TEXT SECTION.
<<<<

ETL generation using SSIS (baby steps)
Following last week’s discussions on the metadata models I’ve put the last prerequisites in the ETL generation tool and had a more detailed look at actually generating ETL for SSIS based on the available metadata. The ultimate goal is to generate ETL for a variety of ETL tools which have some sort of generation capability (Informatica, Data Stage, SSIS and ODI/OWB) but I’ve picked SSIS to start with creating similar results as demonstrated in the earlier OWB proof of concepts.
The ETL generation uses the data model and constraints to generate a Data Vault integration layer and optional staging and history areas. Last week I’ve made some small gains in getting SSIS packages created via .Net from what is essentially a completely separate web application. The ETL generation tool itself is developed using Visual Studio 2010 and VB .Net and the trick was to get access to the SSIS APIs through this generic Visual Studio development suite, as opposed to SQL Server’s own Visual Studio development tool for SSIS (Business Intelligence Development Studio).
Packages are aimed to be developed for SQL Server 2008.

>>>>

EXTRACTED ENTRIES.
<<<<

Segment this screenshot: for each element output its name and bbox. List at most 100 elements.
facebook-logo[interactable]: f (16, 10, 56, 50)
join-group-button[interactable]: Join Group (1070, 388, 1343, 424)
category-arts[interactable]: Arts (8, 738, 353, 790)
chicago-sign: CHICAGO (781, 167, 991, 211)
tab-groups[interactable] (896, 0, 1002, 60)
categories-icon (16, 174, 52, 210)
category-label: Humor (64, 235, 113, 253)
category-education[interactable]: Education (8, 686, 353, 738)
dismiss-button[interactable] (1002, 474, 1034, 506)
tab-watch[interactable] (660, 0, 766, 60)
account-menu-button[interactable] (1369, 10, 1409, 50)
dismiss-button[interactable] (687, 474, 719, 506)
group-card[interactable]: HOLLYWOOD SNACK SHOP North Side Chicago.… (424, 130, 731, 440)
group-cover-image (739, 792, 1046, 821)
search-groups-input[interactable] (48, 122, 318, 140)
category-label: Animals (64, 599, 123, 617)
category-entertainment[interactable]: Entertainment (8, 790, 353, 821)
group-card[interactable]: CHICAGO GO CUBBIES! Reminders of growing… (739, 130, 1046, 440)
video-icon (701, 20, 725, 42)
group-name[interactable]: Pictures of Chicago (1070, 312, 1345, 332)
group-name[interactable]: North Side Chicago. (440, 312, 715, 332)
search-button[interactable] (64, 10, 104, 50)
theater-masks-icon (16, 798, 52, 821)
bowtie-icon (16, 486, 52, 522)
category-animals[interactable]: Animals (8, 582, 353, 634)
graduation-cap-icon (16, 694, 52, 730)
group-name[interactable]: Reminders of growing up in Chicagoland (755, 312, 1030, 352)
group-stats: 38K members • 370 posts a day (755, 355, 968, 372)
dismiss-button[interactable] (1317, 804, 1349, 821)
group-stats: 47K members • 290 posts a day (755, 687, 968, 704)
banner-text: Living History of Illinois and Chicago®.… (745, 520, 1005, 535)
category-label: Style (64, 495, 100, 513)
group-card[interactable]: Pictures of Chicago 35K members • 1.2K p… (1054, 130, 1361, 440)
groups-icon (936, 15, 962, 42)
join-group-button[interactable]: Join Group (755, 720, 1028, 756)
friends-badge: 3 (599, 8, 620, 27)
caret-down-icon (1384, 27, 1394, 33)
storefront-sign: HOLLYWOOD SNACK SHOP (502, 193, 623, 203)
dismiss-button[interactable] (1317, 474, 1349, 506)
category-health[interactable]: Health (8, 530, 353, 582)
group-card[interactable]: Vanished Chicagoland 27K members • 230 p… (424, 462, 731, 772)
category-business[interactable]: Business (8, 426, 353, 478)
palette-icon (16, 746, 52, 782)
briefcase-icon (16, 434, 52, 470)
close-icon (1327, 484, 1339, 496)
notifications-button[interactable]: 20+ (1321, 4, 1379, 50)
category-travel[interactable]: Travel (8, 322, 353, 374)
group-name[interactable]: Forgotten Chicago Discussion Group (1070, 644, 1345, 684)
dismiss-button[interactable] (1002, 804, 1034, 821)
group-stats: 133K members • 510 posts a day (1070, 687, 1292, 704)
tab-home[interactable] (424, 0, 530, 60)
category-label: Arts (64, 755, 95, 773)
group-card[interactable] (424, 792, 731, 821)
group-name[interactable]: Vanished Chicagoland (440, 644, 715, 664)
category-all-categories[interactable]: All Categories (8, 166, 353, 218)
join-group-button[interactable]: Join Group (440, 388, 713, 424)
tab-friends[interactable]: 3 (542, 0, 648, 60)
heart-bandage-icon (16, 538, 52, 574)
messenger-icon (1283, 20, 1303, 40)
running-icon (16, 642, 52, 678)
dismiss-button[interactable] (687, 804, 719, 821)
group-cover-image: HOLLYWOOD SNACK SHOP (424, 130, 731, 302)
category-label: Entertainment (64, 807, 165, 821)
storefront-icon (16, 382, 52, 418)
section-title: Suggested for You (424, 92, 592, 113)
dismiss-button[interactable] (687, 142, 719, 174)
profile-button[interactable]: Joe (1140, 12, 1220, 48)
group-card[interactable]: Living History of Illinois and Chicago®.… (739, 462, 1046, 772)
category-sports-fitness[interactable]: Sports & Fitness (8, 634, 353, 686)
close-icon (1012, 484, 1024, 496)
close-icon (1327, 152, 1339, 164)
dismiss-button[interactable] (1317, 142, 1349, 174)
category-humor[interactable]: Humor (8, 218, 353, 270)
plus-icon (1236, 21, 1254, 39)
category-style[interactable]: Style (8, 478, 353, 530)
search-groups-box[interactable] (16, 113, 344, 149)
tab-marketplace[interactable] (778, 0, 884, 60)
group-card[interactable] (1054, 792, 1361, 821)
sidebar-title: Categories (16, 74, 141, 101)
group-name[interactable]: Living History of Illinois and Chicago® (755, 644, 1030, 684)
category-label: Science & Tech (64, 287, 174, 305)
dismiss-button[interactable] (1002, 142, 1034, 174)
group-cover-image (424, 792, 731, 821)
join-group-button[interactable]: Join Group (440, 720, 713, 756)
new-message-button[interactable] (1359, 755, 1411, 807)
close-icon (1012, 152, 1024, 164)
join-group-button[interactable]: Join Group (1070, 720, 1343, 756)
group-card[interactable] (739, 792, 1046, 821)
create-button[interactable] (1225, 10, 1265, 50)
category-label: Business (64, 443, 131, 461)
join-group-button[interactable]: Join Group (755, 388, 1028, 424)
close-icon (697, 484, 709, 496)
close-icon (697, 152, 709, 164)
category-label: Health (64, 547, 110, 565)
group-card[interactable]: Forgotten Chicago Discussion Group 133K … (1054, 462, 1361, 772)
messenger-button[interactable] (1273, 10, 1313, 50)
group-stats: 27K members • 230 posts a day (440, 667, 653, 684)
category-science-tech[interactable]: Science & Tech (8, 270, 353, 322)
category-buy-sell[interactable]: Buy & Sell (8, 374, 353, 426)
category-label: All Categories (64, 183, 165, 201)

>>>>

GIVEN TASK. Reproduce the SSIS post word for word from "Following last week’s" to "proof of concepts.". Work only from the SSIS post, not from the items.

THE ANSWER.
Following last week’s discussions on the metadata models I’ve put the last prerequisites in the ETL generation tool and had a more detailed look at actually generating ETL for SSIS based on the available metadata. The ultimate goal is to generate ETL for a variety of ETL tools which have some sort of generation capability (Informatica, Data Stage, SSIS and ODI/OWB) but I’ve picked SSIS to start with creating similar results as demonstrated in the earlier OWB proof of concepts.